PAGE EXTRACT
* * * * *
10-06-2017 02:42 PM
Hi Casey,
The user.lib code gets updated quite often from revision control when features are added, bugs fixed, etc. Each time the library code gets updated, the links must be updated because the links in the revision controlled source are not the same as on the target. It's not a question of cross-linking, because the destinations in the source files don't exist on the target. The source files just need to be updated to point to the current project loading on the target.
The project itself doesn't change frequently in terms of the dependencies with user.lib. Once linked, the same project loads fine the next time. Having these dependencies means only one project can run at a time which is fine. Only when I want another project to run would I need to update the common links again.
I know its the classic "links need updating" scenario, and I'm not asking why it happens because I know why. I'm asking about a programmatic method of accessing the "Resolve Conflicts" dialog functionality.
Toby
10-06-2017 03:00 PM - edited 10-06-2017 03:12 PM
Yup totally understand and the way I've been doing reuse means no linking to the actual source. Only link to the code in the user.lib which has the prefix/suffix added which VIPM does for you automatically.
This is a very common way of doing this which OpenG, and many tools network packages do it.
For this to work you don't checkout SCC to user.lib and only distribute it through a repository management of packages which handles all things like package dependency and configuration management. Then you aren't left with one monolithic reuse library but have the option to only include packages that are actually used in your source. This again only works if your package source only links to the installed package in user.lib, and not linking to the source of a different package. This means package dependency between packages is automatic as well. I'm a big fan of reuse done well in LabVIEW and even wrote my college thesis on it.
* * * * *
DATA LISTING
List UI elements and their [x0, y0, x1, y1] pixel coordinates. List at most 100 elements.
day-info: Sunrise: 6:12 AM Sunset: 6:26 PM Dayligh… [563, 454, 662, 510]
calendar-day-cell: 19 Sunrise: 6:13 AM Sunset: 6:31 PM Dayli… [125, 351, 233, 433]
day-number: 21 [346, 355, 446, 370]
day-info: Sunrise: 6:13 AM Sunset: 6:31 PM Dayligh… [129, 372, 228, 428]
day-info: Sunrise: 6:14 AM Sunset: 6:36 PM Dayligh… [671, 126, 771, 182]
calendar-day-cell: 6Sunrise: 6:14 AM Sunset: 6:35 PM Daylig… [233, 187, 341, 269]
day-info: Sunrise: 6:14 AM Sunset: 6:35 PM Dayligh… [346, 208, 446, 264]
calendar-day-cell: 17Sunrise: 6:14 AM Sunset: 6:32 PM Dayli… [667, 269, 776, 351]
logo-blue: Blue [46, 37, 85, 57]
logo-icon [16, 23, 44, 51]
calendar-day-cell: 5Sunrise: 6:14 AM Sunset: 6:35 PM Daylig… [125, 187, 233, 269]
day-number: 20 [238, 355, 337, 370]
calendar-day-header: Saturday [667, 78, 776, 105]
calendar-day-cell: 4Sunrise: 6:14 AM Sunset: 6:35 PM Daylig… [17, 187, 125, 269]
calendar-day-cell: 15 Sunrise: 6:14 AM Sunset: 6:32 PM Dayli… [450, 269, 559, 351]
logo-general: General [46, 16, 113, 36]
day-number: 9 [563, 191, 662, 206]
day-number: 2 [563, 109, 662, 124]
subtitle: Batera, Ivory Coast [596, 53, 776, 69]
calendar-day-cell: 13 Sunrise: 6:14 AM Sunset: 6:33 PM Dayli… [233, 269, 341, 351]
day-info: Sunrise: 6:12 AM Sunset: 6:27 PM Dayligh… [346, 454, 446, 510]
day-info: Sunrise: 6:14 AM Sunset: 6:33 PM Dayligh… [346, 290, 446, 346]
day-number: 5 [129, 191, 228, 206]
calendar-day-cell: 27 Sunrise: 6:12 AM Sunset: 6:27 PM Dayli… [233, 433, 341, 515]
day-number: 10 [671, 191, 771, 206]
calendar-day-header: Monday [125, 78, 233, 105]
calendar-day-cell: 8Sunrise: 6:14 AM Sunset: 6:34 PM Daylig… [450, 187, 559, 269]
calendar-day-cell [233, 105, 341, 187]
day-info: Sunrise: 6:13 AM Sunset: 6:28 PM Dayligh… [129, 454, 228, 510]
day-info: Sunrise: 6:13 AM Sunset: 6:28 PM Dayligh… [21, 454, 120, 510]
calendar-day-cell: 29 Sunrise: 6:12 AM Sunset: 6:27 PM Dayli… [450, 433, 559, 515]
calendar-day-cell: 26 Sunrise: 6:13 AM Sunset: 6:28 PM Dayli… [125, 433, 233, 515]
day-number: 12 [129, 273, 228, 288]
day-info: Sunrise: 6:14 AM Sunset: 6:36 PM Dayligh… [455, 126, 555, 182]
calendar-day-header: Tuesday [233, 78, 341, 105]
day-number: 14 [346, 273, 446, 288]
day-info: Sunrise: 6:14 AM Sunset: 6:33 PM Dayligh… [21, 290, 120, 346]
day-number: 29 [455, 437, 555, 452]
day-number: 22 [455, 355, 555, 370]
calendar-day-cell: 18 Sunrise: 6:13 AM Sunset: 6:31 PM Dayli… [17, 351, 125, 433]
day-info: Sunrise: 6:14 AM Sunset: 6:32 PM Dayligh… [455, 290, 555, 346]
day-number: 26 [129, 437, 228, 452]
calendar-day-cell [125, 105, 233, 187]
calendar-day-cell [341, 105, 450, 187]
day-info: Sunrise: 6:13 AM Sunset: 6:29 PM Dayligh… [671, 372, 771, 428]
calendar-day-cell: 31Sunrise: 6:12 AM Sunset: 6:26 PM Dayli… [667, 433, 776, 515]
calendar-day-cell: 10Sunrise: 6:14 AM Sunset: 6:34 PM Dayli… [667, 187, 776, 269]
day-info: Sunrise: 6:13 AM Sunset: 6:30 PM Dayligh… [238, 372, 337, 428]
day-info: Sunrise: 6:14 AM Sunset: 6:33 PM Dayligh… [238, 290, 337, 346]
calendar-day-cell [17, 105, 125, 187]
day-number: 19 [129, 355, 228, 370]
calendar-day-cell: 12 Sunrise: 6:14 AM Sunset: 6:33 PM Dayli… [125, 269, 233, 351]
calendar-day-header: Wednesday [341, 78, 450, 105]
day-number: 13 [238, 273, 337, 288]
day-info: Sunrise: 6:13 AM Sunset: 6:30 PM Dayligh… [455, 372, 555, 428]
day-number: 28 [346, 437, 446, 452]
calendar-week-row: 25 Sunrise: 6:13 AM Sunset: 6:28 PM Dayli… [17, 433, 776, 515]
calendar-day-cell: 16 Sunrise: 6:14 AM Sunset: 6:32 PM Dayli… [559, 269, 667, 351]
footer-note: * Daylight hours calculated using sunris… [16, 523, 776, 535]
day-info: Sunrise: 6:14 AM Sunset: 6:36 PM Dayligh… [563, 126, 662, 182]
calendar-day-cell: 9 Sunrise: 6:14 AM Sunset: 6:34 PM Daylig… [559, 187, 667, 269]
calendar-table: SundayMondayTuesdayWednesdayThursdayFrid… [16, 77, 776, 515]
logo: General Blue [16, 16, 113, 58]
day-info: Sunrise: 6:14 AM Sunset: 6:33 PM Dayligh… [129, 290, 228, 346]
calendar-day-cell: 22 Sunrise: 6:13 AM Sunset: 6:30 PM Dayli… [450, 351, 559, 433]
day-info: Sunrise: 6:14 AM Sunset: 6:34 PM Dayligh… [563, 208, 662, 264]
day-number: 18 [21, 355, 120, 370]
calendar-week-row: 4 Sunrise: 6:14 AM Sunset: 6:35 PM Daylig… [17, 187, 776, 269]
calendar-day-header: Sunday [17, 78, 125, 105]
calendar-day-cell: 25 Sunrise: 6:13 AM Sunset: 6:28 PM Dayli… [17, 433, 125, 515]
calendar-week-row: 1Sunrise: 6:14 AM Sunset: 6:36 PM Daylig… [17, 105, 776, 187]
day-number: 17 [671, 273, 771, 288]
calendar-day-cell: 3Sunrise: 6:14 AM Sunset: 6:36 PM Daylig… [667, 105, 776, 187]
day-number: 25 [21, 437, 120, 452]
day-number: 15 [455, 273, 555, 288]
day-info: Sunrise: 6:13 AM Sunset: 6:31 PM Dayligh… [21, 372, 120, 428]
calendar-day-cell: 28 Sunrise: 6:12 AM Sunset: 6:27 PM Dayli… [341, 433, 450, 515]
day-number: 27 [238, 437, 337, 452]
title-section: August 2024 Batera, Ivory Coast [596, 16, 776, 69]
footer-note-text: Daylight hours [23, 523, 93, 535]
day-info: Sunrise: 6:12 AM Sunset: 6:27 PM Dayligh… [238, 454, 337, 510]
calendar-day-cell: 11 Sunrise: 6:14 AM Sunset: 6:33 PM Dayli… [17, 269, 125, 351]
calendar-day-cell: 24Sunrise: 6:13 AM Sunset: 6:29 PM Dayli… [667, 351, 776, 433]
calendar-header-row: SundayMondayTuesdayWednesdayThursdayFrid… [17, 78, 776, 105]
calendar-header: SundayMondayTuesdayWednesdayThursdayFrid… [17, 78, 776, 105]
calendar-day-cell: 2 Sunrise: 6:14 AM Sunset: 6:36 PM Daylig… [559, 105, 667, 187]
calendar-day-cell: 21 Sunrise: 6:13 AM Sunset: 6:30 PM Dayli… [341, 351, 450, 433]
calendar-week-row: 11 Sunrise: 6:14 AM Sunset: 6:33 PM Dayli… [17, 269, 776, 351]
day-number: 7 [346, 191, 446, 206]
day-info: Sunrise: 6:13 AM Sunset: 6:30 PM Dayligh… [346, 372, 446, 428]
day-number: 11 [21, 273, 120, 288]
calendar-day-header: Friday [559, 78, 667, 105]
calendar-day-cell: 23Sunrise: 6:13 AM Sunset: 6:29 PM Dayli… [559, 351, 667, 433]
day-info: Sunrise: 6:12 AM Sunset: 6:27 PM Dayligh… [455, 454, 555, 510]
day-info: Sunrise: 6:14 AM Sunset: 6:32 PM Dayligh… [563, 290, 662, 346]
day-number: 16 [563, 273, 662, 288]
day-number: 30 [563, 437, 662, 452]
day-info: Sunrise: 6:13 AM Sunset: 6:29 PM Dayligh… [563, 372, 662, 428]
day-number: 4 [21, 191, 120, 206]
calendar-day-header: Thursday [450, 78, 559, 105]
* * * * *
INSTRUCTIONS TO FOLLOW
Answer these from the forum thread about LabVIEW reuse:
1. According to Toby, why must the links be updated each time the library code is updated?
2. Which dialog's functionality does Toby want to access programmatically?
3. What did the second poster write a college thesis on?

EXPECTED ANSWER
1. The links in the revision-controlled source are not the same as on the target.
2. The "Resolve Conflicts" dialog.
3. Reuse in LabVIEW.